EXERCISE DESCRIPTION: Gather all lines in the entries that include the word "title".

..........

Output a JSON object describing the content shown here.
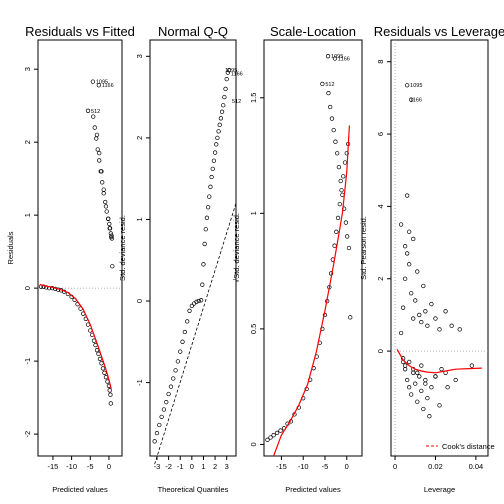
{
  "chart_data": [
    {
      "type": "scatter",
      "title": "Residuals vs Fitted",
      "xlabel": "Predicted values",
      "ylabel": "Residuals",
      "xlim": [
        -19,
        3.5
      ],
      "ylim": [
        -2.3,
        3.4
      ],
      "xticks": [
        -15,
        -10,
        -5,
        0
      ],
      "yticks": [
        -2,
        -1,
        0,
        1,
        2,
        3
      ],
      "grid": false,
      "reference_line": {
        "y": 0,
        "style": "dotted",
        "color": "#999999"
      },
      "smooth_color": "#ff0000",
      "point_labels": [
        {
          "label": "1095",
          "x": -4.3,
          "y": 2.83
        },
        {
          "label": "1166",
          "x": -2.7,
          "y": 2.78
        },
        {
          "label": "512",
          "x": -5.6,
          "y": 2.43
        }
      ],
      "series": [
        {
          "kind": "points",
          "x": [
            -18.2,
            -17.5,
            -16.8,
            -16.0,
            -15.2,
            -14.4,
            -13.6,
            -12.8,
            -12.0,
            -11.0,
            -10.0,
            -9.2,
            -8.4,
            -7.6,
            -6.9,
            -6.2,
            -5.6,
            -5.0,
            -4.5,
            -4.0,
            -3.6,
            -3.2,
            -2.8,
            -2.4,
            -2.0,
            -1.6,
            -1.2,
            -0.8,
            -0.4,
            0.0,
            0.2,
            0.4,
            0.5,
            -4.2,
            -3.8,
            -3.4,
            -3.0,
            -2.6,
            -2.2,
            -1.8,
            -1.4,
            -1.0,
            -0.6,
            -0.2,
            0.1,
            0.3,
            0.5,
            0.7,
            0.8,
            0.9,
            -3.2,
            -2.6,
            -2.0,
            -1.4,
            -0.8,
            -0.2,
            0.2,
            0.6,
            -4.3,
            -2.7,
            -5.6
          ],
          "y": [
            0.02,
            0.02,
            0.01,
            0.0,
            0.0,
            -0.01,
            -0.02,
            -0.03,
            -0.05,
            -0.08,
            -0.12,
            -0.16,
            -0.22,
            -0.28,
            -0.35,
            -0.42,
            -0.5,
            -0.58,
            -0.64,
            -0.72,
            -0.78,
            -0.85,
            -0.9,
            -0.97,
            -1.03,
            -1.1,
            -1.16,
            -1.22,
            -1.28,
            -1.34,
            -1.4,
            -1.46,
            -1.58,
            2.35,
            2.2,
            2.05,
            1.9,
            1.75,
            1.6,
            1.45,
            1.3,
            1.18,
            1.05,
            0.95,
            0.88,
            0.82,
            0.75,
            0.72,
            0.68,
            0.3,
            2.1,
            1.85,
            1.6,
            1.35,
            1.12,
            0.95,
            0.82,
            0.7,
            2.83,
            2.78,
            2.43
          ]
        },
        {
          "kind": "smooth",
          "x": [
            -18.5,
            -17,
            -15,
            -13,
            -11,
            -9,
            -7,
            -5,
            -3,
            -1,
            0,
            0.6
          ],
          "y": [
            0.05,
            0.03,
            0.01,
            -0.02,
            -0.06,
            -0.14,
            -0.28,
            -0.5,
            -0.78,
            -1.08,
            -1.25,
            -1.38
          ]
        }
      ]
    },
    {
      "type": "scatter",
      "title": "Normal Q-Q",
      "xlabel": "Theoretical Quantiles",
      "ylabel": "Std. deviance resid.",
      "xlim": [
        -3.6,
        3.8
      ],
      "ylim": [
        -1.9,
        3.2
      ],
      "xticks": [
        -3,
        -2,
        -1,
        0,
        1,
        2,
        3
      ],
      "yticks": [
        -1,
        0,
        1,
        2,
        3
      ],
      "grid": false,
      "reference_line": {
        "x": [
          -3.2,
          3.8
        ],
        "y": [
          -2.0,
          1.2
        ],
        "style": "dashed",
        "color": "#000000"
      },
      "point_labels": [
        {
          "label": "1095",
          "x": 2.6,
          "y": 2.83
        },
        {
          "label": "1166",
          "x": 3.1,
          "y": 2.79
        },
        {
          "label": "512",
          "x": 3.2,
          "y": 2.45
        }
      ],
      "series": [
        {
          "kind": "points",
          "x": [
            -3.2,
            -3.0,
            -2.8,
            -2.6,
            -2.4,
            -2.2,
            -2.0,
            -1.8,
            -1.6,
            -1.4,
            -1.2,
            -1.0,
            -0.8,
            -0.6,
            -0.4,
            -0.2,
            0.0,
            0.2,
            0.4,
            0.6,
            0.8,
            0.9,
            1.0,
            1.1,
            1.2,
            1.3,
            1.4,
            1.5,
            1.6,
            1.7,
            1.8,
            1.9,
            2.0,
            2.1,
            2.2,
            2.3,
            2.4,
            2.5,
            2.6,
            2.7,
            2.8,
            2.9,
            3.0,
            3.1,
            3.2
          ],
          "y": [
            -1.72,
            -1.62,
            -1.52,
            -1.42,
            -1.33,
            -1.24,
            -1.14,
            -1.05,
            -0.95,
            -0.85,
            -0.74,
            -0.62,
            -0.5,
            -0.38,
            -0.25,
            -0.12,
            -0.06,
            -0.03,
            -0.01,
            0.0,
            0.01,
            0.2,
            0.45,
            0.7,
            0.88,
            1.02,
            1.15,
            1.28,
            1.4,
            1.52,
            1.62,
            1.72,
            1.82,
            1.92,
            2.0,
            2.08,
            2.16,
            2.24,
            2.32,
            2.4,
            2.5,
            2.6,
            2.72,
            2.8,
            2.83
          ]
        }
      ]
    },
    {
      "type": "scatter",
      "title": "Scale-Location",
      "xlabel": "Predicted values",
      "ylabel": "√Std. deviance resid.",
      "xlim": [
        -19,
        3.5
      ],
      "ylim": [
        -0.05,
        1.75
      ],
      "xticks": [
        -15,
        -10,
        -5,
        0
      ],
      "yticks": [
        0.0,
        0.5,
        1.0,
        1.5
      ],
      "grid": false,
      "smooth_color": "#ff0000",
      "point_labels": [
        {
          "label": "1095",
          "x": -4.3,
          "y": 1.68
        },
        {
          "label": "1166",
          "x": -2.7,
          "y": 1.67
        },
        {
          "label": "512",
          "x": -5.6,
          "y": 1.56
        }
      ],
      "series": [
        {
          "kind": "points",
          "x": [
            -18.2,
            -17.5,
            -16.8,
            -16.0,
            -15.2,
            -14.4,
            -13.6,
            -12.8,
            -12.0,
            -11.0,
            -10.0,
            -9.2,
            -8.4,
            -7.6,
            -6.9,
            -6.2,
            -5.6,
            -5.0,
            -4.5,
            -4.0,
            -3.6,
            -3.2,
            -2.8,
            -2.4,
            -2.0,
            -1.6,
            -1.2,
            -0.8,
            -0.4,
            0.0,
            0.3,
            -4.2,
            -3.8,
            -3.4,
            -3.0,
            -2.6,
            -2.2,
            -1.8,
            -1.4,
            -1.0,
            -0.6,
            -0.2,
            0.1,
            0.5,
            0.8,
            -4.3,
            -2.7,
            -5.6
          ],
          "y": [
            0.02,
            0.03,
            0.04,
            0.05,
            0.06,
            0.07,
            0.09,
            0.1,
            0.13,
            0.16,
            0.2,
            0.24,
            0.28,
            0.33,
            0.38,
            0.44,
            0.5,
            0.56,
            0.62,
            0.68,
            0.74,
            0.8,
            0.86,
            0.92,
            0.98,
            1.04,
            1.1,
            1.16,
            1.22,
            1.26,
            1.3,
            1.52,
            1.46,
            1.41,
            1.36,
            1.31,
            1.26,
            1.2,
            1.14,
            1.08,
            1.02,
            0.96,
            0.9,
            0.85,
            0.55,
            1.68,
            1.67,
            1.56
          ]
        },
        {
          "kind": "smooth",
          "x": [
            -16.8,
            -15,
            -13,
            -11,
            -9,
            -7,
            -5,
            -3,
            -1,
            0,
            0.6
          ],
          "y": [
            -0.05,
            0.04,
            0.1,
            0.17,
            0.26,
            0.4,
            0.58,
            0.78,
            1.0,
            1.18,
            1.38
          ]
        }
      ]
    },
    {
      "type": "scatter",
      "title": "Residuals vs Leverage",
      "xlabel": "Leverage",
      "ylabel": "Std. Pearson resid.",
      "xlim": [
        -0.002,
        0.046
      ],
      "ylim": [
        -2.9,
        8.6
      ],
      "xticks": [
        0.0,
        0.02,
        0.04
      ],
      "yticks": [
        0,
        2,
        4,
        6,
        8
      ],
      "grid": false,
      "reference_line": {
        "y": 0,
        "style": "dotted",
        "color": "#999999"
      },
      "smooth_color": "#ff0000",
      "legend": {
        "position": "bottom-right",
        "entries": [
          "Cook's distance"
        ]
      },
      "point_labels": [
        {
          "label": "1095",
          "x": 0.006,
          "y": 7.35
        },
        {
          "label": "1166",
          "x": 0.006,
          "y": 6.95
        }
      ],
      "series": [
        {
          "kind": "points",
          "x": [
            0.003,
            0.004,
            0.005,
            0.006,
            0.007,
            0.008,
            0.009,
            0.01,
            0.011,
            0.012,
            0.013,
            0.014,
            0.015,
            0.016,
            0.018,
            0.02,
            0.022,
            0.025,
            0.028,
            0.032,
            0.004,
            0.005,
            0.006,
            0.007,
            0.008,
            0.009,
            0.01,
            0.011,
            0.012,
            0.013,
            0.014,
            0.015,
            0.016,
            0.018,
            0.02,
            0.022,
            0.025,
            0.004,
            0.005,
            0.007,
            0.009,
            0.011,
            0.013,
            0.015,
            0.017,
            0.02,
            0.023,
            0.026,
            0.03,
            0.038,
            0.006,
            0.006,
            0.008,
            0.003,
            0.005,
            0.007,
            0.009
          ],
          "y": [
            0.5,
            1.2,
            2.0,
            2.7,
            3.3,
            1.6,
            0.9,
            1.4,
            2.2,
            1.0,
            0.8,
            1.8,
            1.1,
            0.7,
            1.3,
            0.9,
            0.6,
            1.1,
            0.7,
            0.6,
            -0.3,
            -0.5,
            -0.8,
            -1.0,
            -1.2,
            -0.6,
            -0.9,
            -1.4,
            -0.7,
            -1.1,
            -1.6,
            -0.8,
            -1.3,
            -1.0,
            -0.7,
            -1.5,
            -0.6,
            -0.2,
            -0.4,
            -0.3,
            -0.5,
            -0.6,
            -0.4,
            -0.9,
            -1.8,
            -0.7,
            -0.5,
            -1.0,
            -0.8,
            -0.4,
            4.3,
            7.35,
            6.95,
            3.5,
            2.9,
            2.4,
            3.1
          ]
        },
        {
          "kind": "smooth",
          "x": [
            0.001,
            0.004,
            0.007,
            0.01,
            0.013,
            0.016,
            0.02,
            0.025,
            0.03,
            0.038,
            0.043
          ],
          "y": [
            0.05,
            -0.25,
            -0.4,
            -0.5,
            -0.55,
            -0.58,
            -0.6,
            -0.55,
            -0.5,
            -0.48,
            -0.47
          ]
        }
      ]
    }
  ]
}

..........

ANSWER IN FULL:
      "title": "Residuals vs Fitted",
      "title": "Normal Q-Q",
      "title": "Scale-Location",
      "title": "Residuals vs Leverage",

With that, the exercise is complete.